Study material below:

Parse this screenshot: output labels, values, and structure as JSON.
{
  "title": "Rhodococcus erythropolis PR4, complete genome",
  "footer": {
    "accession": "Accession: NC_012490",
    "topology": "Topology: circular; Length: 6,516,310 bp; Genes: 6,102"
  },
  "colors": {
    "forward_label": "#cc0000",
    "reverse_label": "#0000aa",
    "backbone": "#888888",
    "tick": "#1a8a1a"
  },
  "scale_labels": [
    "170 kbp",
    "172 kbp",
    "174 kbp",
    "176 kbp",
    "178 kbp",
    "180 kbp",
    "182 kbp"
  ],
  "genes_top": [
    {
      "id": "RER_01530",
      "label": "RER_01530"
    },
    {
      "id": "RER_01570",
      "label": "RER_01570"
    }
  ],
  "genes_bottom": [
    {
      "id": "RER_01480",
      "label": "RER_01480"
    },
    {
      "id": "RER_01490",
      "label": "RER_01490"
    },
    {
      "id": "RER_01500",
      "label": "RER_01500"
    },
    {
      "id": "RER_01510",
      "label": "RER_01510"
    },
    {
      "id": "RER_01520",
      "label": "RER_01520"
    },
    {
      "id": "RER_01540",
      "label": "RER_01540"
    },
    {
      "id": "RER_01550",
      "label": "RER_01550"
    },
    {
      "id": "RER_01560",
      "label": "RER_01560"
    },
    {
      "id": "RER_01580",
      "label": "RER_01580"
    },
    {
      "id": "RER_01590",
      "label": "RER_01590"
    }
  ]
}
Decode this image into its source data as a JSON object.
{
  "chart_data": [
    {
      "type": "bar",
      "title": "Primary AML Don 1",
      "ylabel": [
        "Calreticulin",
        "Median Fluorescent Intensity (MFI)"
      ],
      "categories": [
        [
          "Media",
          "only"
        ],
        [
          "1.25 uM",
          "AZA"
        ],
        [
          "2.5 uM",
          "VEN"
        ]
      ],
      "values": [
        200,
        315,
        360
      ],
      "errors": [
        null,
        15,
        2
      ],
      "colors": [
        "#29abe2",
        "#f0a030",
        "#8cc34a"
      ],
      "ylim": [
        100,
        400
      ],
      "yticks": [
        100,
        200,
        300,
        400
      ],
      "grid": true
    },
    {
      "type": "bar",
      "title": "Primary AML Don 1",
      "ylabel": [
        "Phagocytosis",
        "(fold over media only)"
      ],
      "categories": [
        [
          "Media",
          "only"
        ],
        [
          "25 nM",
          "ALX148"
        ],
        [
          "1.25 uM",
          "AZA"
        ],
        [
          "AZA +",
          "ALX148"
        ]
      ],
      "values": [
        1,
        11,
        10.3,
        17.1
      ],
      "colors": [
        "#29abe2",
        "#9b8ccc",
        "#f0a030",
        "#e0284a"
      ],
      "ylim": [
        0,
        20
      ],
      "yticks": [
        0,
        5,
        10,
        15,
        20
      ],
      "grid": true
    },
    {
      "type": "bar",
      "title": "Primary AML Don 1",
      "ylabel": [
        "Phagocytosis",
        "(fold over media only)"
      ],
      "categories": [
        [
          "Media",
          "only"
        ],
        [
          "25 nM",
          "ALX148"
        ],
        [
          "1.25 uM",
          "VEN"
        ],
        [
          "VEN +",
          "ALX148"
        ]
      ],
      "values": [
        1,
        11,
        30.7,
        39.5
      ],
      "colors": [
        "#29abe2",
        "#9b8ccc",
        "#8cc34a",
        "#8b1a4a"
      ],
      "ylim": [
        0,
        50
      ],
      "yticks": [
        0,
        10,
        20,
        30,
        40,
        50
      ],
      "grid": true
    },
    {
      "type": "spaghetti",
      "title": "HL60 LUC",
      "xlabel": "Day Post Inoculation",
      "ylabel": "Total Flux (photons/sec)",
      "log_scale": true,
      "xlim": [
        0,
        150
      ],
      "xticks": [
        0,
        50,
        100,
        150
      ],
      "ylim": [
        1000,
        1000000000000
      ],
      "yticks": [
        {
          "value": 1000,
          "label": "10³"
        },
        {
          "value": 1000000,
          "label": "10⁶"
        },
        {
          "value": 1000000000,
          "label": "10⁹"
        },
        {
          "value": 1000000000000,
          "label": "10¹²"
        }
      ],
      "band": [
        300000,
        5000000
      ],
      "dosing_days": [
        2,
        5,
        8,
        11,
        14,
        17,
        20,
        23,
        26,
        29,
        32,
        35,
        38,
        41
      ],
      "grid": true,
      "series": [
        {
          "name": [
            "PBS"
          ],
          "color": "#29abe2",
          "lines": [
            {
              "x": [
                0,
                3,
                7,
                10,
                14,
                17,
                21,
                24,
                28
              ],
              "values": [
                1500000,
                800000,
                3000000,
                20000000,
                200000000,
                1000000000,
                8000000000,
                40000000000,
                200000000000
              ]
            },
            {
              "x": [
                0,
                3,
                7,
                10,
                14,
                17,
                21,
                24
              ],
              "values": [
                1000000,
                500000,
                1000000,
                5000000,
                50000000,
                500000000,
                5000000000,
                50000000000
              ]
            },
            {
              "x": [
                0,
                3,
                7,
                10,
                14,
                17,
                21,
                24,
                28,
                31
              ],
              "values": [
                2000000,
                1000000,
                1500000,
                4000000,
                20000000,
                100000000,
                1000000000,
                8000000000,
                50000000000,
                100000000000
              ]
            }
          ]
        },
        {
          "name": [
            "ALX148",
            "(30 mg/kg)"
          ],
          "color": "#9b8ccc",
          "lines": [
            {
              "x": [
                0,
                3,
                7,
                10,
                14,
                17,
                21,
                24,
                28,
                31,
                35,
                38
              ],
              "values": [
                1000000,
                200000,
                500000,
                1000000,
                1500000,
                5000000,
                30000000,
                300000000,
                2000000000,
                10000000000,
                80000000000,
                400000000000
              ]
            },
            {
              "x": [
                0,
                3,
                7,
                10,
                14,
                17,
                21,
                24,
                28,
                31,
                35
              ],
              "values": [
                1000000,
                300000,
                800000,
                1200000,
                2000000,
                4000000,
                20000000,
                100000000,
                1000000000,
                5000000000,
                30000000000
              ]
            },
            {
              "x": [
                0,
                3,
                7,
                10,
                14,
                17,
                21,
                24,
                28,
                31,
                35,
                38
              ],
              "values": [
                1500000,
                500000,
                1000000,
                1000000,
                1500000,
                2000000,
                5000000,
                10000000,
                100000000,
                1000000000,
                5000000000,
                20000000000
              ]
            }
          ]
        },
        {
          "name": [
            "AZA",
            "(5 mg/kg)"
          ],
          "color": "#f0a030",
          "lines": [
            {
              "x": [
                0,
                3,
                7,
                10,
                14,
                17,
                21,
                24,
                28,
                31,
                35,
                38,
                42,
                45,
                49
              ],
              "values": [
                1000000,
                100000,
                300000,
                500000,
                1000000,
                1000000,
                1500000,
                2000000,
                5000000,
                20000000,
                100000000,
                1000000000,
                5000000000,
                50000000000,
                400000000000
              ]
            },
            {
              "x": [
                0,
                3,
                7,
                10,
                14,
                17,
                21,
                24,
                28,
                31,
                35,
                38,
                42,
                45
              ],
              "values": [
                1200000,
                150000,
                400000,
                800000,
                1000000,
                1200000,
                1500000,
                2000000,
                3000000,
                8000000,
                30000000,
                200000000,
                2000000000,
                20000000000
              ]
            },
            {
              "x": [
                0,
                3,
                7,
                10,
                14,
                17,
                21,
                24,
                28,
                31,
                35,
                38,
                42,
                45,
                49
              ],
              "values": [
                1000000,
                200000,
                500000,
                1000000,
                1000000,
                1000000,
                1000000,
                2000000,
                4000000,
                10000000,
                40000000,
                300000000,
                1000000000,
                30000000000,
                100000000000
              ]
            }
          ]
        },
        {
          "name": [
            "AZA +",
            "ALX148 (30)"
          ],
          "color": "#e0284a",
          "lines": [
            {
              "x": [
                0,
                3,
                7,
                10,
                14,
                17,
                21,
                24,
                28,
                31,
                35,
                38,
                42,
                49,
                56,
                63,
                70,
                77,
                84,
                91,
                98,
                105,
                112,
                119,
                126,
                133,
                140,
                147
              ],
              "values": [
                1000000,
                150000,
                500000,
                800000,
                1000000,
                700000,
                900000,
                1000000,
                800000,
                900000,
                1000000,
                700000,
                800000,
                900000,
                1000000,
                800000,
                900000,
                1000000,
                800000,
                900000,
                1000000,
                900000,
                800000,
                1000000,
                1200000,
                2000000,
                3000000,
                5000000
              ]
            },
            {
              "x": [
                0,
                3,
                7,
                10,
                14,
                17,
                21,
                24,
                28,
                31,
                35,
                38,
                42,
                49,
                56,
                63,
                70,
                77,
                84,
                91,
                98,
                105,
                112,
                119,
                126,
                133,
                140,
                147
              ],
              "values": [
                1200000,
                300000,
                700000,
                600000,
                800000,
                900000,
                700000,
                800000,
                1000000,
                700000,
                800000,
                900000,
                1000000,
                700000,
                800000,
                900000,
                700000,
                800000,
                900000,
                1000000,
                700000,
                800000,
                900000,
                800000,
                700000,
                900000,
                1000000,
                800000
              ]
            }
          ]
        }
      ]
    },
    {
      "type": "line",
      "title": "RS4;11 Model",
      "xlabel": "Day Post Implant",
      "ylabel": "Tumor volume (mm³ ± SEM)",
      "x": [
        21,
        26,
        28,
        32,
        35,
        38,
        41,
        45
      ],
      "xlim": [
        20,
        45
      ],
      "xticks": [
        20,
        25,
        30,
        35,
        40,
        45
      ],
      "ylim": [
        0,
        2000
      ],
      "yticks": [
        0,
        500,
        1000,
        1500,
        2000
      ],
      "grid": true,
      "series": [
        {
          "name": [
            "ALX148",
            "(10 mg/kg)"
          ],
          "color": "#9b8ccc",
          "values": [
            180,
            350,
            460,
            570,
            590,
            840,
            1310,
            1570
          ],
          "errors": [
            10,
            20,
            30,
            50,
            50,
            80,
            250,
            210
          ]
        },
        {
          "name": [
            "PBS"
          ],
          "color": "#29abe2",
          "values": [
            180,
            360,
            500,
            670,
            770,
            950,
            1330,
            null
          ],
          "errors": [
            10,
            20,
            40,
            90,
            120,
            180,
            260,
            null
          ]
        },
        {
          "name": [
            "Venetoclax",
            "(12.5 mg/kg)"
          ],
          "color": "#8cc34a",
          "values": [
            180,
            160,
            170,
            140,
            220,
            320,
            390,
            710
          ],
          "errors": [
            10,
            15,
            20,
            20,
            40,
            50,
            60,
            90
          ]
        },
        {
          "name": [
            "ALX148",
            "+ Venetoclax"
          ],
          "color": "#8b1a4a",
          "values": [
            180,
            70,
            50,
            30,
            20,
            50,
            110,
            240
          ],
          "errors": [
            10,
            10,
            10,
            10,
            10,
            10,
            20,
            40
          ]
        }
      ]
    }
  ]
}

End of Study material.

Task instructions:
In the entries above, find every line holding the word "Post" and copy it out.

Answer box:
      "xlabel": "Day Post Inoculation",
      "xlabel": "Day Post Implant",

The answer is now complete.